• Task directions: Your task is to write out the complete listing exactly as it is shown.

- - -

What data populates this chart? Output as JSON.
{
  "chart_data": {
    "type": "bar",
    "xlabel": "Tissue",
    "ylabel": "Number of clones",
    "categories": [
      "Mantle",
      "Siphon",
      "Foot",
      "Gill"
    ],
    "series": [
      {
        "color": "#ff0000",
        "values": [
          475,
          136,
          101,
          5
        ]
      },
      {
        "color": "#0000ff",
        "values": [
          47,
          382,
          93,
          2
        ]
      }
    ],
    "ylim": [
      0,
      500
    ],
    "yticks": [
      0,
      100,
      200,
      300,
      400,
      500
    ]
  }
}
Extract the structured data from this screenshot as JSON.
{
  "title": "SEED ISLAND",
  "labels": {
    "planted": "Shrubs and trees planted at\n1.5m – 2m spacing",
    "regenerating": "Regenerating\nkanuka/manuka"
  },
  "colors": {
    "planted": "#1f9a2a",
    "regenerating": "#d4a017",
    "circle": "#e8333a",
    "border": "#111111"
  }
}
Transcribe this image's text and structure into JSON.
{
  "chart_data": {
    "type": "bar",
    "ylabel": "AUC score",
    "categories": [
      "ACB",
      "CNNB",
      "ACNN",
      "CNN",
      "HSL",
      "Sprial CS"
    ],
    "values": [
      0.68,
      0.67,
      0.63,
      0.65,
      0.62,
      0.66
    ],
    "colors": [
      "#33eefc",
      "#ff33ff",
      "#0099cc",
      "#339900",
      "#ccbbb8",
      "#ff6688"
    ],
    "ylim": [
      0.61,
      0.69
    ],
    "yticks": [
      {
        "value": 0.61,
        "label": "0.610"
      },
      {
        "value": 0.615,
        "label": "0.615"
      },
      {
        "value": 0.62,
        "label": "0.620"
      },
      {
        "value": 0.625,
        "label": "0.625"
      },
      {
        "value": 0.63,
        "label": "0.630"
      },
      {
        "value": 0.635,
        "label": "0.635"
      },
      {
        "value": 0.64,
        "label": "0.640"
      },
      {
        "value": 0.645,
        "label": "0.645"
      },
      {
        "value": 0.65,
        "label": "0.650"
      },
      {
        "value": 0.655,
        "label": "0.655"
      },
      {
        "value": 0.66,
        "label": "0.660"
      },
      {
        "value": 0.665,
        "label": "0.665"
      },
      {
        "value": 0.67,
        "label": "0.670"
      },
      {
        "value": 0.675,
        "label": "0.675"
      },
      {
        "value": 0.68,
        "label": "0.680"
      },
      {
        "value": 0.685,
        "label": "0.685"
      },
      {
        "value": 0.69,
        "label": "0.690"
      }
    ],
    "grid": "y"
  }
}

- - -

• The response:
What data populates this chart? Output as JSON.
{
  "chart_data": {
    "type": "bar",
    "xlabel": "Tissue",
    "ylabel": "Number of clones",
    "categories": [
      "Mantle",
      "Siphon",
      "Foot",
      "Gill"
    ],
    "series": [
      {
        "color": "#ff0000",
        "values": [
          475,
          136,
          101,
          5
        ]
      },
      {
        "color": "#0000ff",
        "values": [
          47,
          382,
          93,
          2
        ]
      }
    ],
    "ylim": [
      0,
      500
    ],
    "yticks": [
      0,
      100,
      200,
      300,
      400,
      500
    ]
  }
}
Extract the structured data from this screenshot as JSON.
{
  "title": "SEED ISLAND",
  "labels": {
    "planted": "Shrubs and trees planted at\n1.5m – 2m spacing",
    "regenerating": "Regenerating\nkanuka/manuka"
  },
  "colors": {
    "planted": "#1f9a2a",
    "regenerating": "#d4a017",
    "circle": "#e8333a",
    "border": "#111111"
  }
}
Transcribe this image's text and structure into JSON.
{
  "chart_data": {
    "type": "bar",
    "ylabel": "AUC score",
    "categories": [
      "ACB",
      "CNNB",
      "ACNN",
      "CNN",
      "HSL",
      "Sprial CS"
    ],
    "values": [
      0.68,
      0.67,
      0.63,
      0.65,
      0.62,
      0.66
    ],
    "colors": [
      "#33eefc",
      "#ff33ff",
      "#0099cc",
      "#339900",
      "#ccbbb8",
      "#ff6688"
    ],
    "ylim": [
      0.61,
      0.69
    ],
    "yticks": [
      {
        "value": 0.61,
        "label": "0.610"
      },
      {
        "value": 0.615,
        "label": "0.615"
      },
      {
        "value": 0.62,
        "label": "0.620"
      },
      {
        "value": 0.625,
        "label": "0.625"
      },
      {
        "value": 0.63,
        "label": "0.630"
      },
      {
        "value": 0.635,
        "label": "0.635"
      },
      {
        "value": 0.64,
        "label": "0.640"
      },
      {
        "value": 0.645,
        "label": "0.645"
      },
      {
        "value": 0.65,
        "label": "0.650"
      },
      {
        "value": 0.655,
        "label": "0.655"
      },
      {
        "value": 0.66,
        "label": "0.660"
      },
      {
        "value": 0.665,
        "label": "0.665"
      },
      {
        "value": 0.67,
        "label": "0.670"
      },
      {
        "value": 0.675,
        "label": "0.675"
      },
      {
        "value": 0.68,
        "label": "0.680"
      },
      {
        "value": 0.685,
        "label": "0.685"
      },
      {
        "value": 0.69,
        "label": "0.690"
      }
    ],
    "grid": "y"
  }
}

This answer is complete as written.